-- THE TASK --
Your task is to copy each line that has the word "name".

-- DATA FOR THE TASK --
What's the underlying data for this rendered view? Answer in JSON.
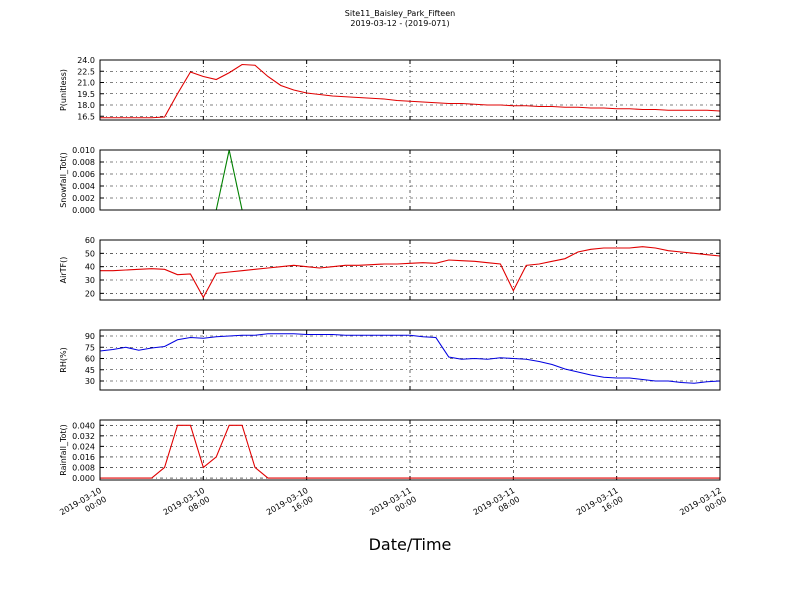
{
  "chart_data": {
    "type": "line",
    "title": "Site11_Baisley_Park_Fifteen",
    "subtitle": "2019-03-12 - (2019-071)",
    "x_label": "Date/Time",
    "xlim": [
      "2019-03-10 00:00",
      "2019-03-12 00:00"
    ],
    "xticks": [
      "2019-03-10 00:00",
      "2019-03-10 08:00",
      "2019-03-10 16:00",
      "2019-03-11 00:00",
      "2019-03-11 08:00",
      "2019-03-11 16:00",
      "2019-03-12 00:00"
    ],
    "grid": true,
    "x": [
      "2019-03-10 00:00",
      "2019-03-10 01:00",
      "2019-03-10 02:00",
      "2019-03-10 03:00",
      "2019-03-10 04:00",
      "2019-03-10 05:00",
      "2019-03-10 06:00",
      "2019-03-10 07:00",
      "2019-03-10 08:00",
      "2019-03-10 09:00",
      "2019-03-10 10:00",
      "2019-03-10 11:00",
      "2019-03-10 12:00",
      "2019-03-10 13:00",
      "2019-03-10 14:00",
      "2019-03-10 15:00",
      "2019-03-10 16:00",
      "2019-03-10 17:00",
      "2019-03-10 18:00",
      "2019-03-10 19:00",
      "2019-03-10 20:00",
      "2019-03-10 21:00",
      "2019-03-10 22:00",
      "2019-03-10 23:00",
      "2019-03-11 00:00",
      "2019-03-11 01:00",
      "2019-03-11 02:00",
      "2019-03-11 03:00",
      "2019-03-11 04:00",
      "2019-03-11 05:00",
      "2019-03-11 06:00",
      "2019-03-11 07:00",
      "2019-03-11 08:00",
      "2019-03-11 09:00",
      "2019-03-11 10:00",
      "2019-03-11 11:00",
      "2019-03-11 12:00",
      "2019-03-11 13:00",
      "2019-03-11 14:00",
      "2019-03-11 15:00",
      "2019-03-11 16:00",
      "2019-03-11 17:00",
      "2019-03-11 18:00",
      "2019-03-11 19:00",
      "2019-03-11 20:00",
      "2019-03-11 21:00",
      "2019-03-11 22:00",
      "2019-03-11 23:00",
      "2019-03-12 00:00"
    ],
    "panels": [
      {
        "y_label": "P(unitless)",
        "ylim": [
          16,
          24
        ],
        "yticks": [
          16.5,
          {
            "value": 18,
            "label": "18.0"
          },
          19.5,
          {
            "value": 21,
            "label": "21.0"
          },
          22.5,
          {
            "value": 24,
            "label": "24.0"
          }
        ],
        "series": [
          {
            "name": "P(unitless)",
            "color": "#e00000",
            "values": [
              16.3,
              16.3,
              16.3,
              16.3,
              16.3,
              16.4,
              19.5,
              22.4,
              21.8,
              21.4,
              22.3,
              23.4,
              23.3,
              21.8,
              20.6,
              20.0,
              19.6,
              19.4,
              19.2,
              19.1,
              19.0,
              18.9,
              18.8,
              18.6,
              18.5,
              18.4,
              18.3,
              18.2,
              18.2,
              18.1,
              18.0,
              18.0,
              17.9,
              17.9,
              17.8,
              17.8,
              17.7,
              17.7,
              17.6,
              17.6,
              17.5,
              17.5,
              17.4,
              17.4,
              17.3,
              17.3,
              17.3,
              17.3,
              17.2
            ]
          }
        ]
      },
      {
        "y_label": "Snowfall_Tot()",
        "ylim": [
          0,
          0.01
        ],
        "yticks": [
          {
            "value": 0,
            "label": "0.000"
          },
          {
            "value": 0.002,
            "label": "0.002"
          },
          {
            "value": 0.004,
            "label": "0.004"
          },
          {
            "value": 0.006,
            "label": "0.006"
          },
          {
            "value": 0.008,
            "label": "0.008"
          },
          {
            "value": 0.01,
            "label": "0.010"
          }
        ],
        "series": [
          {
            "name": "Snowfall_Tot()",
            "color": "#008000",
            "values": [
              0,
              0,
              0,
              0,
              0,
              0,
              0,
              0,
              0,
              0,
              0.01,
              0,
              0,
              0,
              0,
              0,
              0,
              0,
              0,
              0,
              0,
              0,
              0,
              0,
              0,
              0,
              0,
              0,
              0,
              0,
              0,
              0,
              0,
              0,
              0,
              0,
              0,
              0,
              0,
              0,
              0,
              0,
              0,
              0,
              0,
              0,
              0,
              0,
              0
            ]
          }
        ]
      },
      {
        "y_label": "AirTF()",
        "ylim": [
          15,
          60
        ],
        "yticks": [
          20,
          30,
          40,
          50,
          60
        ],
        "series": [
          {
            "name": "AirTF()",
            "color": "#e00000",
            "values": [
              37,
              37,
              37.5,
              38,
              38.5,
              38,
              34,
              34.5,
              17,
              35,
              36,
              37,
              38,
              39,
              40,
              41,
              40,
              39,
              40,
              41,
              41,
              41.5,
              42,
              42,
              42.5,
              43,
              42.5,
              45,
              44.5,
              44,
              43,
              42,
              22,
              41,
              42,
              44,
              46,
              51,
              53,
              54,
              54,
              54,
              55,
              54,
              52,
              51,
              50,
              49,
              48
            ]
          }
        ]
      },
      {
        "y_label": "RH(%)",
        "ylim": [
          18,
          98
        ],
        "yticks": [
          30,
          45,
          60,
          75,
          90
        ],
        "series": [
          {
            "name": "RH(%)",
            "color": "#0000e0",
            "values": [
              70,
              72,
              75,
              71,
              74,
              76,
              85,
              88,
              87,
              89,
              90,
              91,
              91,
              93,
              93,
              93,
              92,
              92,
              92,
              91,
              91,
              91,
              91,
              91,
              91,
              89,
              88,
              62,
              59,
              60,
              59,
              61,
              60,
              59,
              56,
              52,
              46,
              42,
              38,
              35,
              34,
              34,
              32,
              30,
              30,
              28,
              27,
              29,
              30
            ]
          }
        ]
      },
      {
        "y_label": "Rainfall_Tot()",
        "ylim": [
          -0.0015,
          0.044
        ],
        "yticks": [
          {
            "value": 0,
            "label": "0.000"
          },
          {
            "value": 0.008,
            "label": "0.008"
          },
          {
            "value": 0.016,
            "label": "0.016"
          },
          {
            "value": 0.024,
            "label": "0.024"
          },
          {
            "value": 0.032,
            "label": "0.032"
          },
          {
            "value": 0.04,
            "label": "0.040"
          }
        ],
        "series": [
          {
            "name": "Rainfall_Tot()",
            "color": "#e00000",
            "values": [
              0,
              0,
              0,
              0,
              0,
              0.008,
              0.04,
              0.04,
              0.008,
              0.016,
              0.04,
              0.04,
              0.008,
              0,
              0,
              0,
              0,
              0,
              0,
              0,
              0,
              0,
              0,
              0,
              0,
              0,
              0,
              0,
              0,
              0,
              0,
              0,
              0,
              0,
              0,
              0,
              0,
              0,
              0,
              0,
              0,
              0,
              0,
              0,
              0,
              0,
              0,
              0,
              0
            ]
          }
        ]
      }
    ]
  }
}
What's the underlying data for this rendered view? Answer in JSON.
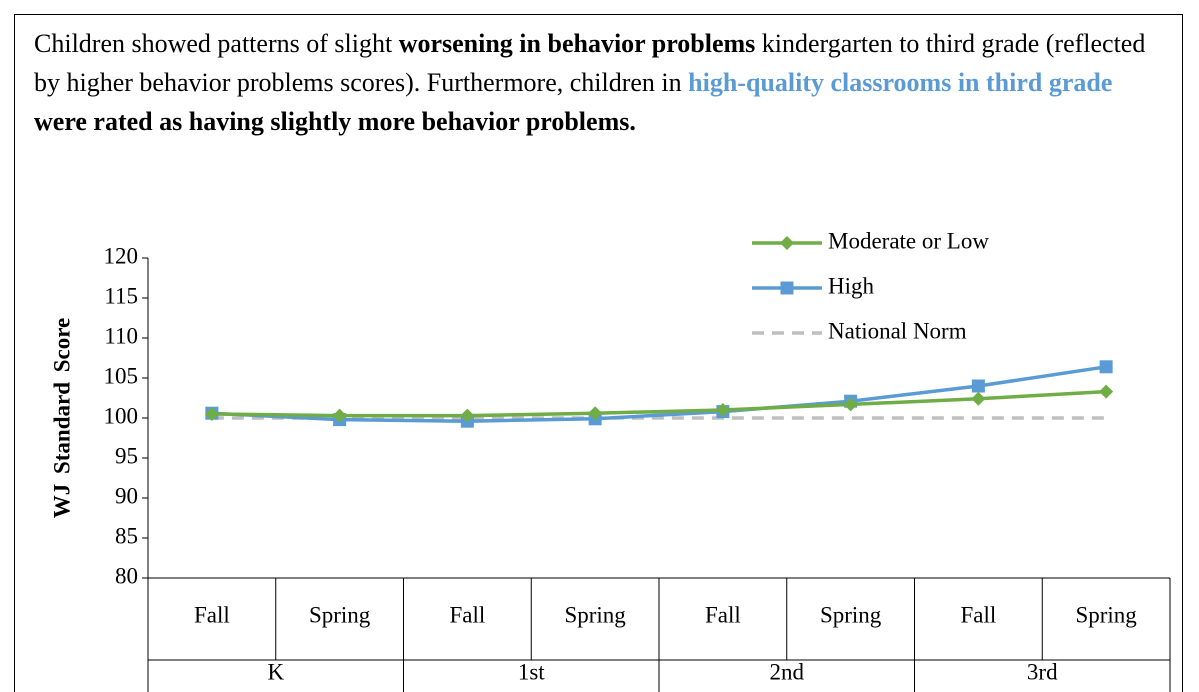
{
  "paragraph": [
    {
      "text": "Children showed patterns of slight ",
      "bold": false,
      "color": "#000000"
    },
    {
      "text": "worsening in behavior problems",
      "bold": true,
      "color": "#000000"
    },
    {
      "text": " kindergarten to third grade (reflected by higher behavior problems scores). Furthermore, children in ",
      "bold": false,
      "color": "#000000"
    },
    {
      "text": "high-quality classrooms in third grade",
      "bold": true,
      "color": "#5b9bd5"
    },
    {
      "text": " were rated as having slightly more behavior problems.",
      "bold": true,
      "color": "#000000"
    }
  ],
  "chart_data": {
    "type": "line",
    "y_label": "WJ Standard Score",
    "categories": [
      "Fall",
      "Spring",
      "Fall",
      "Spring",
      "Fall",
      "Spring",
      "Fall",
      "Spring"
    ],
    "groups": [
      "K",
      "1st",
      "2nd",
      "3rd"
    ],
    "series": [
      {
        "name": "Moderate or Low",
        "color": "#70ad47",
        "marker": "diamond",
        "dashed": false,
        "values": [
          100.5,
          100.3,
          100.3,
          100.6,
          101.0,
          101.7,
          102.4,
          103.3
        ]
      },
      {
        "name": "High",
        "color": "#5b9bd5",
        "marker": "square",
        "dashed": false,
        "values": [
          100.6,
          99.8,
          99.6,
          99.9,
          100.8,
          102.1,
          104.0,
          106.4
        ]
      },
      {
        "name": "National Norm",
        "color": "#bfbfbf",
        "marker": "none",
        "dashed": true,
        "values": [
          100,
          100,
          100,
          100,
          100,
          100,
          100,
          100
        ]
      }
    ],
    "ylim": [
      80,
      120
    ],
    "yticks": [
      80,
      85,
      90,
      95,
      100,
      105,
      110,
      115,
      120
    ],
    "grid": false,
    "legend": "top-right"
  }
}
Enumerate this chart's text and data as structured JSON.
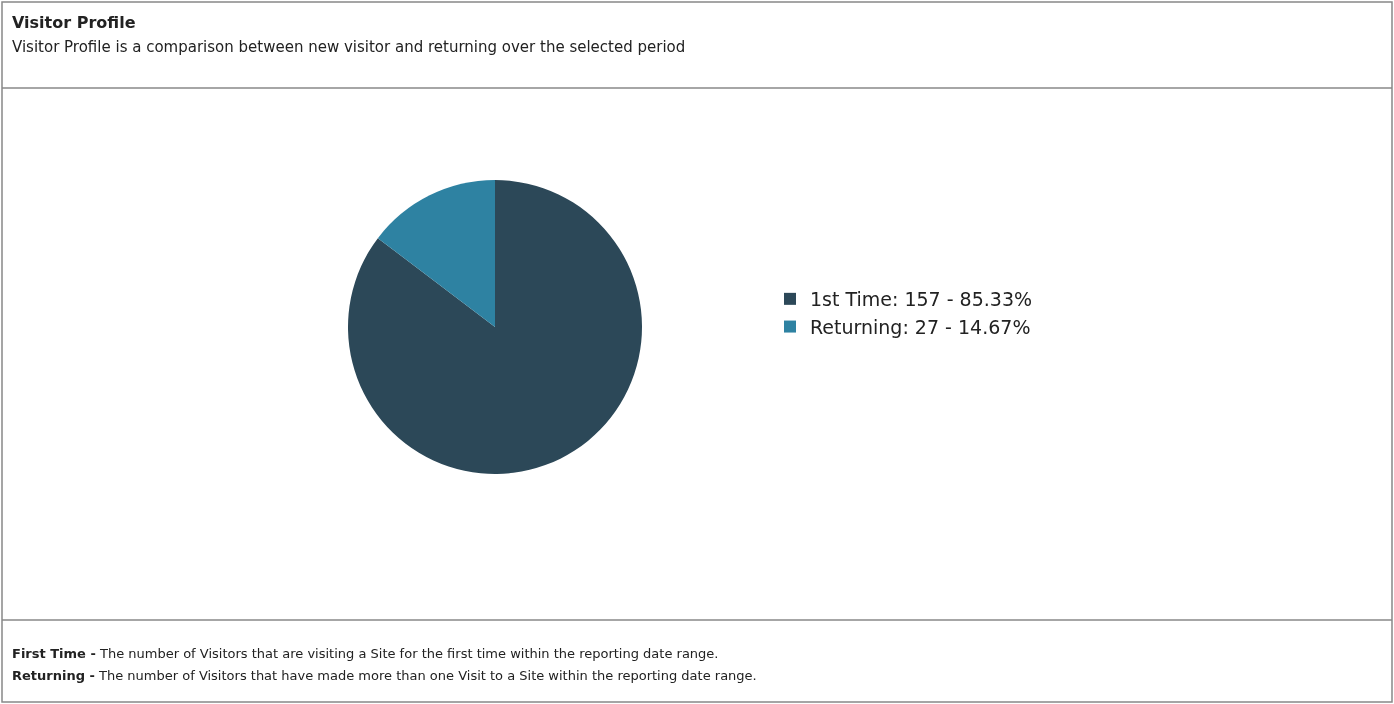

-- EXERCISE ANSWER --
            "name": "P(unitless)",
            "name": "Snowfall_Tot()",
            "name": "AirTF()",
            "name": "RH(%)",
            "name": "Rainfall_Tot()",
        "name": "Moderate or Low",
        "name": "High",
        "name": "National Norm",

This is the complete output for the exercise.